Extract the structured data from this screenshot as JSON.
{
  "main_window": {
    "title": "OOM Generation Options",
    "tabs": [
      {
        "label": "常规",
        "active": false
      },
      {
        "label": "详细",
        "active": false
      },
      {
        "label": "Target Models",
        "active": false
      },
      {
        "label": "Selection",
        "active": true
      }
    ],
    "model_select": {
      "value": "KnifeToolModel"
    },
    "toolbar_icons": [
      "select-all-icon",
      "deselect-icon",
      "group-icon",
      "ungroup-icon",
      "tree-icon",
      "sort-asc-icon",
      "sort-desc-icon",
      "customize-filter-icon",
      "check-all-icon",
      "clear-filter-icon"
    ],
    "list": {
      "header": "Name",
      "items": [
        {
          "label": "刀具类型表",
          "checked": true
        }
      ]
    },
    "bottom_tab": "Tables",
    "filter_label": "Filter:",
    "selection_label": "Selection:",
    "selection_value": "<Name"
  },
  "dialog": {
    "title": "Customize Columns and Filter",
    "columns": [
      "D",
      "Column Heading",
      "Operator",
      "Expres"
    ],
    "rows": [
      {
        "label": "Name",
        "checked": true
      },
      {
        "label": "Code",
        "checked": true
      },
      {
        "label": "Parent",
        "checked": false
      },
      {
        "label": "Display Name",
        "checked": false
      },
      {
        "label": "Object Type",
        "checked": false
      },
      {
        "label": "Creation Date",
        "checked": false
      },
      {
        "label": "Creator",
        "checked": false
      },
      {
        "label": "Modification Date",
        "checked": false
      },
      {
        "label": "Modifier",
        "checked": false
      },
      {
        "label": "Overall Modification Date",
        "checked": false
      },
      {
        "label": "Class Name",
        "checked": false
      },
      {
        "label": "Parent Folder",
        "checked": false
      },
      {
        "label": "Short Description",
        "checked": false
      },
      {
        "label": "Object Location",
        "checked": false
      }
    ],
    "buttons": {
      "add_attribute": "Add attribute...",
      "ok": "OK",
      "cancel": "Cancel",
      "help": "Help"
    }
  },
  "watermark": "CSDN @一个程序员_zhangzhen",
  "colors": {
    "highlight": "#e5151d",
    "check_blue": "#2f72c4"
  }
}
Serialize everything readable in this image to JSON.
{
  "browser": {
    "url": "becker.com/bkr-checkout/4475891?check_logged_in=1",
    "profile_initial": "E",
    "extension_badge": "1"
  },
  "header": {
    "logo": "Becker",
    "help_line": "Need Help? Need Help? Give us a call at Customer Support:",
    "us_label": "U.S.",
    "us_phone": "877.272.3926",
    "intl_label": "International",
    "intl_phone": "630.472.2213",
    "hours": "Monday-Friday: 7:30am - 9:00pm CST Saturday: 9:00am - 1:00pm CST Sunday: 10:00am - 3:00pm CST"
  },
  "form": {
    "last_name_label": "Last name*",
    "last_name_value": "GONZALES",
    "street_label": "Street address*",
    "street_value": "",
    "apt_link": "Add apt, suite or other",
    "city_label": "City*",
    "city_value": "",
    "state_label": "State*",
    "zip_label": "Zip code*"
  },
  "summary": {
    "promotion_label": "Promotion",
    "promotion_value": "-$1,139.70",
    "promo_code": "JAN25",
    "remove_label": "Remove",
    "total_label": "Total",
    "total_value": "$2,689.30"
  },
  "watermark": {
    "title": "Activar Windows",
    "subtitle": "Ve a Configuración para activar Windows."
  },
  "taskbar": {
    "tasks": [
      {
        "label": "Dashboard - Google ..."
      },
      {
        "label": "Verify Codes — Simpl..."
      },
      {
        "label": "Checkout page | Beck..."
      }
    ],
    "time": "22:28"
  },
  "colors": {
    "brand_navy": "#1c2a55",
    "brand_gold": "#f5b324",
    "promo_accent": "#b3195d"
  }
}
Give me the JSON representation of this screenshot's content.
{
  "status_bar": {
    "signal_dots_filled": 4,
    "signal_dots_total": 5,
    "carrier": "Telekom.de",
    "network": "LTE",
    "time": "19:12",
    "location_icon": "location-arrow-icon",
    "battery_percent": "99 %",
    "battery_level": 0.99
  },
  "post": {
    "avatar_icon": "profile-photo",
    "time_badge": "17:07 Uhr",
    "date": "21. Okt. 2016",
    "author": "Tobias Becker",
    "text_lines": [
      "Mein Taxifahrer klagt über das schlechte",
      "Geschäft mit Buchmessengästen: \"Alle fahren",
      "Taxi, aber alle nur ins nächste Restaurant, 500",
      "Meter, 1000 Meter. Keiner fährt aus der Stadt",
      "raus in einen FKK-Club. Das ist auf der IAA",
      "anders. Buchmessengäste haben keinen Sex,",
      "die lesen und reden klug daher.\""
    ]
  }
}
━━━━━━
Set down the entries verbatim, leaving none out.

● **Result of this exercise**:
Extract the structured data from this screenshot as JSON.
{
  "main_window": {
    "title": "OOM Generation Options",
    "tabs": [
      {
        "label": "常规",
        "active": false
      },
      {
        "label": "详细",
        "active": false
      },
      {
        "label": "Target Models",
        "active": false
      },
      {
        "label": "Selection",
        "active": true
      }
    ],
    "model_select": {
      "value": "KnifeToolModel"
    },
    "toolbar_icons": [
      "select-all-icon",
      "deselect-icon",
      "group-icon",
      "ungroup-icon",
      "tree-icon",
      "sort-asc-icon",
      "sort-desc-icon",
      "customize-filter-icon",
      "check-all-icon",
      "clear-filter-icon"
    ],
    "list": {
      "header": "Name",
      "items": [
        {
          "label": "刀具类型表",
          "checked": true
        }
      ]
    },
    "bottom_tab": "Tables",
    "filter_label": "Filter:",
    "selection_label": "Selection:",
    "selection_value": "<Name"
  },
  "dialog": {
    "title": "Customize Columns and Filter",
    "columns": [
      "D",
      "Column Heading",
      "Operator",
      "Expres"
    ],
    "rows": [
      {
        "label": "Name",
        "checked": true
      },
      {
        "label": "Code",
        "checked": true
      },
      {
        "label": "Parent",
        "checked": false
      },
      {
        "label": "Display Name",
        "checked": false
      },
      {
        "label": "Object Type",
        "checked": false
      },
      {
        "label": "Creation Date",
        "checked": false
      },
      {
        "label": "Creator",
        "checked": false
      },
      {
        "label": "Modification Date",
        "checked": false
      },
      {
        "label": "Modifier",
        "checked": false
      },
      {
        "label": "Overall Modification Date",
        "checked": false
      },
      {
        "label": "Class Name",
        "checked": false
      },
      {
        "label": "Parent Folder",
        "checked": false
      },
      {
        "label": "Short Description",
        "checked": false
      },
      {
        "label": "Object Location",
        "checked": false
      }
    ],
    "buttons": {
      "add_attribute": "Add attribute...",
      "ok": "OK",
      "cancel": "Cancel",
      "help": "Help"
    }
  },
  "watermark": "CSDN @一个程序员_zhangzhen",
  "colors": {
    "highlight": "#e5151d",
    "check_blue": "#2f72c4"
  }
}
Serialize everything readable in this image to JSON.
{
  "browser": {
    "url": "becker.com/bkr-checkout/4475891?check_logged_in=1",
    "profile_initial": "E",
    "extension_badge": "1"
  },
  "header": {
    "logo": "Becker",
    "help_line": "Need Help? Need Help? Give us a call at Customer Support:",
    "us_label": "U.S.",
    "us_phone": "877.272.3926",
    "intl_label": "International",
    "intl_phone": "630.472.2213",
    "hours": "Monday-Friday: 7:30am - 9:00pm CST Saturday: 9:00am - 1:00pm CST Sunday: 10:00am - 3:00pm CST"
  },
  "form": {
    "last_name_label": "Last name*",
    "last_name_value": "GONZALES",
    "street_label": "Street address*",
    "street_value": "",
    "apt_link": "Add apt, suite or other",
    "city_label": "City*",
    "city_value": "",
    "state_label": "State*",
    "zip_label": "Zip code*"
  },
  "summary": {
    "promotion_label": "Promotion",
    "promotion_value": "-$1,139.70",
    "promo_code": "JAN25",
    "remove_label": "Remove",
    "total_label": "Total",
    "total_value": "$2,689.30"
  },
  "watermark": {
    "title": "Activar Windows",
    "subtitle": "Ve a Configuración para activar Windows."
  },
  "taskbar": {
    "tasks": [
      {
        "label": "Dashboard - Google ..."
      },
      {
        "label": "Verify Codes — Simpl..."
      },
      {
        "label": "Checkout page | Beck..."
      }
    ],
    "time": "22:28"
  },
  "colors": {
    "brand_navy": "#1c2a55",
    "brand_gold": "#f5b324",
    "promo_accent": "#b3195d"
  }
}
Give me the JSON representation of this screenshot's content.
{
  "status_bar": {
    "signal_dots_filled": 4,
    "signal_dots_total": 5,
    "carrier": "Telekom.de",
    "network": "LTE",
    "time": "19:12",
    "location_icon": "location-arrow-icon",
    "battery_percent": "99 %",
    "battery_level": 0.99
  },
  "post": {
    "avatar_icon": "profile-photo",
    "time_badge": "17:07 Uhr",
    "date": "21. Okt. 2016",
    "author": "Tobias Becker",
    "text_lines": [
      "Mein Taxifahrer klagt über das schlechte",
      "Geschäft mit Buchmessengästen: \"Alle fahren",
      "Taxi, aber alle nur ins nächste Restaurant, 500",
      "Meter, 1000 Meter. Keiner fährt aus der Stadt",
      "raus in einen FKK-Club. Das ist auf der IAA",
      "anders. Buchmessengäste haben keinen Sex,",
      "die lesen und reden klug daher.\""
    ]
  }
}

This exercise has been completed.